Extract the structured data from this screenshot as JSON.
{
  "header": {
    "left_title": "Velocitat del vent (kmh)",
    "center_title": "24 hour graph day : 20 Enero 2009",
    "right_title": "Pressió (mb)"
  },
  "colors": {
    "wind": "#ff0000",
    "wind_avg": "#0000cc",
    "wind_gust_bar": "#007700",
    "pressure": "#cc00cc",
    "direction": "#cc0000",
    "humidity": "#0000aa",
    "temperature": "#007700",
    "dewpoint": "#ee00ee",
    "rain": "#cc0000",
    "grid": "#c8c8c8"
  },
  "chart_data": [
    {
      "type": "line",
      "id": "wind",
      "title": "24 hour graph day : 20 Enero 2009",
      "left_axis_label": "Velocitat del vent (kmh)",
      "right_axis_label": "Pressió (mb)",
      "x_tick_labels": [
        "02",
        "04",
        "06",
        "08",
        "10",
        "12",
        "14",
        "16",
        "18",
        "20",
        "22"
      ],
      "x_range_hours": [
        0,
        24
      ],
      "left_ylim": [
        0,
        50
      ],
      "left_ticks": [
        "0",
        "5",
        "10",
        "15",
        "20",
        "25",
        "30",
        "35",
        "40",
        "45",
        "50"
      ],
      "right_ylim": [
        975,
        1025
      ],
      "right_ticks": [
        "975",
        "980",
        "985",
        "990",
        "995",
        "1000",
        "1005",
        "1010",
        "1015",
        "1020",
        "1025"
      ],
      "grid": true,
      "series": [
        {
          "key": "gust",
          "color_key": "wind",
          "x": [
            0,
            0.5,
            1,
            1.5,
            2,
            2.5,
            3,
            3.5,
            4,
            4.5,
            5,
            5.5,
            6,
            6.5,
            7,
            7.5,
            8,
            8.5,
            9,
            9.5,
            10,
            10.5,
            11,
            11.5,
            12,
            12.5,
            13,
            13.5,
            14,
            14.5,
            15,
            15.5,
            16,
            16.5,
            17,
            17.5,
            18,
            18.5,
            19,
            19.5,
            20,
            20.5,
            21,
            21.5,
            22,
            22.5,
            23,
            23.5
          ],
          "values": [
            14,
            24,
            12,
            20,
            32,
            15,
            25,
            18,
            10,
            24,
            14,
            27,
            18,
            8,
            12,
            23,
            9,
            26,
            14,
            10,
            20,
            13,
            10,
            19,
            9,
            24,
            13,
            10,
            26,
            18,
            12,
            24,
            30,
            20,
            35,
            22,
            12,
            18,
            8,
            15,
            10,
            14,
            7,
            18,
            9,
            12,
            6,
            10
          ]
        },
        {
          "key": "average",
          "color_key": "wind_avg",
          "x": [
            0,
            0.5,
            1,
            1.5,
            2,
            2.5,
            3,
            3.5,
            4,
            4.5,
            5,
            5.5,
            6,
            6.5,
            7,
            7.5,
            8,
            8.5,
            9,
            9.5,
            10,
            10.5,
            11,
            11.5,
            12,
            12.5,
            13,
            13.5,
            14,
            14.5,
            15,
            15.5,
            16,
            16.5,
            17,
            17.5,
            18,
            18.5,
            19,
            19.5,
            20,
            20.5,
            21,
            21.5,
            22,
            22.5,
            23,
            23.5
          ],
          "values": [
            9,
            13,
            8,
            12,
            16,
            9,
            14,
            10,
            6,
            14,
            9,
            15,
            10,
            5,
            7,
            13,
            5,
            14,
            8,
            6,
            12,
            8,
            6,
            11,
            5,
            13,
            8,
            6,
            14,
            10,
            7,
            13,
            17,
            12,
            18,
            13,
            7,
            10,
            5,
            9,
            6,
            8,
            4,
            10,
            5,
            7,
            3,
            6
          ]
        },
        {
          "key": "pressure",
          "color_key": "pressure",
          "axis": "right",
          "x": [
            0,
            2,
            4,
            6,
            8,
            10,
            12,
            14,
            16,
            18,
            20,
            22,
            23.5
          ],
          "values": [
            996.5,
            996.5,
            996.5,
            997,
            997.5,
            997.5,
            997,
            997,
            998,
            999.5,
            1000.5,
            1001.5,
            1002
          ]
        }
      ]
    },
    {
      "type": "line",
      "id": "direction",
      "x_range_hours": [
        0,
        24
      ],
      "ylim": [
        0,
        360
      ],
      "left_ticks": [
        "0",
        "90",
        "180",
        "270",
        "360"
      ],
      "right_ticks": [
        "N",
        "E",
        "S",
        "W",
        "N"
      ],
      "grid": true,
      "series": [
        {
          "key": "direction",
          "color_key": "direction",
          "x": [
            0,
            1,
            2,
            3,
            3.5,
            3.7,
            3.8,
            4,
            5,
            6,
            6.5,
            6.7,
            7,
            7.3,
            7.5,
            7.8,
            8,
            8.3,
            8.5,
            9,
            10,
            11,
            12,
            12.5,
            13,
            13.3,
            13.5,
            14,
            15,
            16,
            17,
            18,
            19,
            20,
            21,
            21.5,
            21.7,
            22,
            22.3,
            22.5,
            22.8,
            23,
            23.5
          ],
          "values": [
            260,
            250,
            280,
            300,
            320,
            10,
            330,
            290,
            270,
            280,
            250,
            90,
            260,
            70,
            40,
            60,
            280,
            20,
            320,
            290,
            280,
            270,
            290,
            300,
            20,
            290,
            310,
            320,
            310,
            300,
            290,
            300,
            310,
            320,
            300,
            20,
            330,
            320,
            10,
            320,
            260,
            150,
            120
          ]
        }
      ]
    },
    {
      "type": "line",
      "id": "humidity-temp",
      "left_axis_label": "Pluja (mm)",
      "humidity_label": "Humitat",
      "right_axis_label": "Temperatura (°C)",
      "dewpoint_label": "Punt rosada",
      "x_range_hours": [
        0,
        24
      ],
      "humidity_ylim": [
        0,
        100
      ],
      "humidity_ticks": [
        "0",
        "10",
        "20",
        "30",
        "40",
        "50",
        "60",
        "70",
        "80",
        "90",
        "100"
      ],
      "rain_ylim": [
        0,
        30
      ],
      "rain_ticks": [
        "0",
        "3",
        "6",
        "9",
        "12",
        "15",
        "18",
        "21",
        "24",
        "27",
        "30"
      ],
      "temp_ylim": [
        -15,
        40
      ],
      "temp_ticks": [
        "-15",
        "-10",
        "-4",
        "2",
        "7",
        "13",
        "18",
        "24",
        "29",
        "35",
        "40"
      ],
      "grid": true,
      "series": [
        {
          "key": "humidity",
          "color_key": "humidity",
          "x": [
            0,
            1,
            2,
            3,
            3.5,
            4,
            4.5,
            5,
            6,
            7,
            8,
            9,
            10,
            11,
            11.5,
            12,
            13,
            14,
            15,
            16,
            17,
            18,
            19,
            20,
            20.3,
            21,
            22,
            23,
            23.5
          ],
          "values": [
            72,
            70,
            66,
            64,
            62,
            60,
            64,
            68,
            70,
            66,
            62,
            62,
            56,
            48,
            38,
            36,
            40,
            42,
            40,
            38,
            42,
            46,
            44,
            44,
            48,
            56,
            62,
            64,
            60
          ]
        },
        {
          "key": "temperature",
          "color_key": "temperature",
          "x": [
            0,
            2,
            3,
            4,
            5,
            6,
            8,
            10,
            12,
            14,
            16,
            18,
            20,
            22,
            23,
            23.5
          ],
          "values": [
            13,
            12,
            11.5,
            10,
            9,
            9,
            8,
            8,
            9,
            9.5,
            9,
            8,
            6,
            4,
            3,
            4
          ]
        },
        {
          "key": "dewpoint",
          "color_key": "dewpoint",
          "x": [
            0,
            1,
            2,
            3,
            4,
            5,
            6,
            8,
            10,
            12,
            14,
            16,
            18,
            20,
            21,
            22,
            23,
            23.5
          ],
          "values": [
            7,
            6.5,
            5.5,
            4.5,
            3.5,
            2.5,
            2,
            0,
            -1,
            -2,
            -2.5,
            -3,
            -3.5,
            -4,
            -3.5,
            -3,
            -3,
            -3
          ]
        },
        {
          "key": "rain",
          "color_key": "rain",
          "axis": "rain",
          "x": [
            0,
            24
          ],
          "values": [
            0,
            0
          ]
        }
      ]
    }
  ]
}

· · · · · · ·

## Work to complete
Copy every line of the records above that contains "temperature".

## Exercise response
    "temperature": "#007700",
          "key": "temperature",
          "color_key": "temperature",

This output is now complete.